_Given exercise:_ Make an exact copy of the entries below.

_Dataset records:_
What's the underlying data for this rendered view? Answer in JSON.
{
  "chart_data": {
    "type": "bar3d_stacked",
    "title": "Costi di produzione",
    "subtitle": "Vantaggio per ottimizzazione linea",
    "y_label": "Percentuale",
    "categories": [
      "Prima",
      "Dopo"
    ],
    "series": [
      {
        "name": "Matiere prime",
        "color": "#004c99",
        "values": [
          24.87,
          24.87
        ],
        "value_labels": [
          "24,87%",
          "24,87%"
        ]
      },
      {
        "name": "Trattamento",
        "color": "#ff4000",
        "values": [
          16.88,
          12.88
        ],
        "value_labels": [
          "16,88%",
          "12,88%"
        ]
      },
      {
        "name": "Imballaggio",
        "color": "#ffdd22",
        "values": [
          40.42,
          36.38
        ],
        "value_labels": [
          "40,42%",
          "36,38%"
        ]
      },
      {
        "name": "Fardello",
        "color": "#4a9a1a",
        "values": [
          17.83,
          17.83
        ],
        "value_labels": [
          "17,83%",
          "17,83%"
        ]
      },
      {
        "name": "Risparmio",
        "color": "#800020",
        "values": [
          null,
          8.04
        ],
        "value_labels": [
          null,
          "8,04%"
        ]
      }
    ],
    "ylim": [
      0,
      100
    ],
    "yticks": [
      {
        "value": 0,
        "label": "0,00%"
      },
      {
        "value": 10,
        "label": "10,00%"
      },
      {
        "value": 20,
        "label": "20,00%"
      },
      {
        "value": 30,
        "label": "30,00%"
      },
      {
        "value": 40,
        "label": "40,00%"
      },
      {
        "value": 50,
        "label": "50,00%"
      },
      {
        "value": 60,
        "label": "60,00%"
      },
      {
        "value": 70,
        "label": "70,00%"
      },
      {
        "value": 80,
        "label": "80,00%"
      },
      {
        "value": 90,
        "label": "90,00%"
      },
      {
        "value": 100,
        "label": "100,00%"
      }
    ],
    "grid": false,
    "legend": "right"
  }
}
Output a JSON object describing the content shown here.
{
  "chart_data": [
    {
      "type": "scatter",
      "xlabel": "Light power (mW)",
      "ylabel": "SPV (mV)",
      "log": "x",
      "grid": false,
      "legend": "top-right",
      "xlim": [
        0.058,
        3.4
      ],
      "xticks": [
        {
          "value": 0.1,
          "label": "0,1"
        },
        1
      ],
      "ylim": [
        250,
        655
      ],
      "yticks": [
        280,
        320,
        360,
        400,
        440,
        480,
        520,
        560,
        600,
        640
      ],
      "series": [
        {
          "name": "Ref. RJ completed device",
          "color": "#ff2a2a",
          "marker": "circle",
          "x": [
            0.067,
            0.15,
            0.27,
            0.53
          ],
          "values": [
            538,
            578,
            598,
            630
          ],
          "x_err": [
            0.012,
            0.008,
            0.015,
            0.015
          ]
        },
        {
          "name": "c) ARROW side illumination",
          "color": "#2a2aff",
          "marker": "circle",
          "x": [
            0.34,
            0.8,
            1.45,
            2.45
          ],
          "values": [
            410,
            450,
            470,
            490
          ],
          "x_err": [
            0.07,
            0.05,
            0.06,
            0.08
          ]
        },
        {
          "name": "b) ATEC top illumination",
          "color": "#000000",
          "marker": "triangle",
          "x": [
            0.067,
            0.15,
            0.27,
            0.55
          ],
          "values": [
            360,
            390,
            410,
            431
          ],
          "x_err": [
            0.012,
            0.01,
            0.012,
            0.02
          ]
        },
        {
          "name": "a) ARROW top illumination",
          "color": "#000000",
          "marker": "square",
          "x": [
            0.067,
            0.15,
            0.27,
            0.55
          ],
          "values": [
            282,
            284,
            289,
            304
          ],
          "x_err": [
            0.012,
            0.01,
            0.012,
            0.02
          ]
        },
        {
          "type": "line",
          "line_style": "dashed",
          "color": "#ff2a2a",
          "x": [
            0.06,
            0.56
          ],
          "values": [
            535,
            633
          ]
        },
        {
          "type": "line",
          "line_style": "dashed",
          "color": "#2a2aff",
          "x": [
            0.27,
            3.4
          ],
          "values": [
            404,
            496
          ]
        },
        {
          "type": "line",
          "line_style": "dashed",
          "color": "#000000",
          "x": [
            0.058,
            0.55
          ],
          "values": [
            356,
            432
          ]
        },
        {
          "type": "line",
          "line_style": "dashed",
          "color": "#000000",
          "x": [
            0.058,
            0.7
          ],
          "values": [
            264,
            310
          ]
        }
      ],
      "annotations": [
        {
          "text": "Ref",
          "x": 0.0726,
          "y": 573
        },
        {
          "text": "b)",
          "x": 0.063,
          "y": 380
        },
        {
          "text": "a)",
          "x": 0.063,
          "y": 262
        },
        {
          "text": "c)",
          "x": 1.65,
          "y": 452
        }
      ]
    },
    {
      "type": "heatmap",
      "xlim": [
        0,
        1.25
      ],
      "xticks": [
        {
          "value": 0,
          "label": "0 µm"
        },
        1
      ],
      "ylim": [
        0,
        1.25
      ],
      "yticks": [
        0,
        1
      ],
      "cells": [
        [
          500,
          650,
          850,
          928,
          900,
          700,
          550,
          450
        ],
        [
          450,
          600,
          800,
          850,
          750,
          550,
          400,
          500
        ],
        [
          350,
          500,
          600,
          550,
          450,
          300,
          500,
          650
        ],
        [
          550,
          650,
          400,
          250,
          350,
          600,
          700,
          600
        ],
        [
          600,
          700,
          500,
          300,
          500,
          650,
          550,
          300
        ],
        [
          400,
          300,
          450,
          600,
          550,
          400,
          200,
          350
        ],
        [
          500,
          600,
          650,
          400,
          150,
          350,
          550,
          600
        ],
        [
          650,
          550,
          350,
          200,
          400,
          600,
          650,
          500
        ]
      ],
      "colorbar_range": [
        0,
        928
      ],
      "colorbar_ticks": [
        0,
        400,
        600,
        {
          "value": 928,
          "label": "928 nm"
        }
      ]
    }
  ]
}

_Final result:_
What's the underlying data for this rendered view? Answer in JSON.
{
  "chart_data": {
    "type": "bar3d_stacked",
    "title": "Costi di produzione",
    "subtitle": "Vantaggio per ottimizzazione linea",
    "y_label": "Percentuale",
    "categories": [
      "Prima",
      "Dopo"
    ],
    "series": [
      {
        "name": "Matiere prime",
        "color": "#004c99",
        "values": [
          24.87,
          24.87
        ],
        "value_labels": [
          "24,87%",
          "24,87%"
        ]
      },
      {
        "name": "Trattamento",
        "color": "#ff4000",
        "values": [
          16.88,
          12.88
        ],
        "value_labels": [
          "16,88%",
          "12,88%"
        ]
      },
      {
        "name": "Imballaggio",
        "color": "#ffdd22",
        "values": [
          40.42,
          36.38
        ],
        "value_labels": [
          "40,42%",
          "36,38%"
        ]
      },
      {
        "name": "Fardello",
        "color": "#4a9a1a",
        "values": [
          17.83,
          17.83
        ],
        "value_labels": [
          "17,83%",
          "17,83%"
        ]
      },
      {
        "name": "Risparmio",
        "color": "#800020",
        "values": [
          null,
          8.04
        ],
        "value_labels": [
          null,
          "8,04%"
        ]
      }
    ],
    "ylim": [
      0,
      100
    ],
    "yticks": [
      {
        "value": 0,
        "label": "0,00%"
      },
      {
        "value": 10,
        "label": "10,00%"
      },
      {
        "value": 20,
        "label": "20,00%"
      },
      {
        "value": 30,
        "label": "30,00%"
      },
      {
        "value": 40,
        "label": "40,00%"
      },
      {
        "value": 50,
        "label": "50,00%"
      },
      {
        "value": 60,
        "label": "60,00%"
      },
      {
        "value": 70,
        "label": "70,00%"
      },
      {
        "value": 80,
        "label": "80,00%"
      },
      {
        "value": 90,
        "label": "90,00%"
      },
      {
        "value": 100,
        "label": "100,00%"
      }
    ],
    "grid": false,
    "legend": "right"
  }
}
Output a JSON object describing the content shown here.
{
  "chart_data": [
    {
      "type": "scatter",
      "xlabel": "Light power (mW)",
      "ylabel": "SPV (mV)",
      "log": "x",
      "grid": false,
      "legend": "top-right",
      "xlim": [
        0.058,
        3.4
      ],
      "xticks": [
        {
          "value": 0.1,
          "label": "0,1"
        },
        1
      ],
      "ylim": [
        250,
        655
      ],
      "yticks": [
        280,
        320,
        360,
        400,
        440,
        480,
        520,
        560,
        600,
        640
      ],
      "series": [
        {
          "name": "Ref. RJ completed device",
          "color": "#ff2a2a",
          "marker": "circle",
          "x": [
            0.067,
            0.15,
            0.27,
            0.53
          ],
          "values": [
            538,
            578,
            598,
            630
          ],
          "x_err": [
            0.012,
            0.008,
            0.015,
            0.015
          ]
        },
        {
          "name": "c) ARROW side illumination",
          "color": "#2a2aff",
          "marker": "circle",
          "x": [
            0.34,
            0.8,
            1.45,
            2.45
          ],
          "values": [
            410,
            450,
            470,
            490
          ],
          "x_err": [
            0.07,
            0.05,
            0.06,
            0.08
          ]
        },
        {
          "name": "b) ATEC top illumination",
          "color": "#000000",
          "marker": "triangle",
          "x": [
            0.067,
            0.15,
            0.27,
            0.55
          ],
          "values": [
            360,
            390,
            410,
            431
          ],
          "x_err": [
            0.012,
            0.01,
            0.012,
            0.02
          ]
        },
        {
          "name": "a) ARROW top illumination",
          "color": "#000000",
          "marker": "square",
          "x": [
            0.067,
            0.15,
            0.27,
            0.55
          ],
          "values": [
            282,
            284,
            289,
            304
          ],
          "x_err": [
            0.012,
            0.01,
            0.012,
            0.02
          ]
        },
        {
          "type": "line",
          "line_style": "dashed",
          "color": "#ff2a2a",
          "x": [
            0.06,
            0.56
          ],
          "values": [
            535,
            633
          ]
        },
        {
          "type": "line",
          "line_style": "dashed",
          "color": "#2a2aff",
          "x": [
            0.27,
            3.4
          ],
          "values": [
            404,
            496
          ]
        },
        {
          "type": "line",
          "line_style": "dashed",
          "color": "#000000",
          "x": [
            0.058,
            0.55
          ],
          "values": [
            356,
            432
          ]
        },
        {
          "type": "line",
          "line_style": "dashed",
          "color": "#000000",
          "x": [
            0.058,
            0.7
          ],
          "values": [
            264,
            310
          ]
        }
      ],
      "annotations": [
        {
          "text": "Ref",
          "x": 0.0726,
          "y": 573
        },
        {
          "text": "b)",
          "x": 0.063,
          "y": 380
        },
        {
          "text": "a)",
          "x": 0.063,
          "y": 262
        },
        {
          "text": "c)",
          "x": 1.65,
          "y": 452
        }
      ]
    },
    {
      "type": "heatmap",
      "xlim": [
        0,
        1.25
      ],
      "xticks": [
        {
          "value": 0,
          "label": "0 µm"
        },
        1
      ],
      "ylim": [
        0,
        1.25
      ],
      "yticks": [
        0,
        1
      ],
      "cells": [
        [
          500,
          650,
          850,
          928,
          900,
          700,
          550,
          450
        ],
        [
          450,
          600,
          800,
          850,
          750,
          550,
          400,
          500
        ],
        [
          350,
          500,
          600,
          550,
          450,
          300,
          500,
          650
        ],
        [
          550,
          650,
          400,
          250,
          350,
          600,
          700,
          600
        ],
        [
          600,
          700,
          500,
          300,
          500,
          650,
          550,
          300
        ],
        [
          400,
          300,
          450,
          600,
          550,
          400,
          200,
          350
        ],
        [
          500,
          600,
          650,
          400,
          150,
          350,
          550,
          600
        ],
        [
          650,
          550,
          350,
          200,
          400,
          600,
          650,
          500
        ]
      ],
      "colorbar_range": [
        0,
        928
      ],
      "colorbar_ticks": [
        0,
        400,
        600,
        {
          "value": 928,
          "label": "928 nm"
        }
      ]
    }
  ]
}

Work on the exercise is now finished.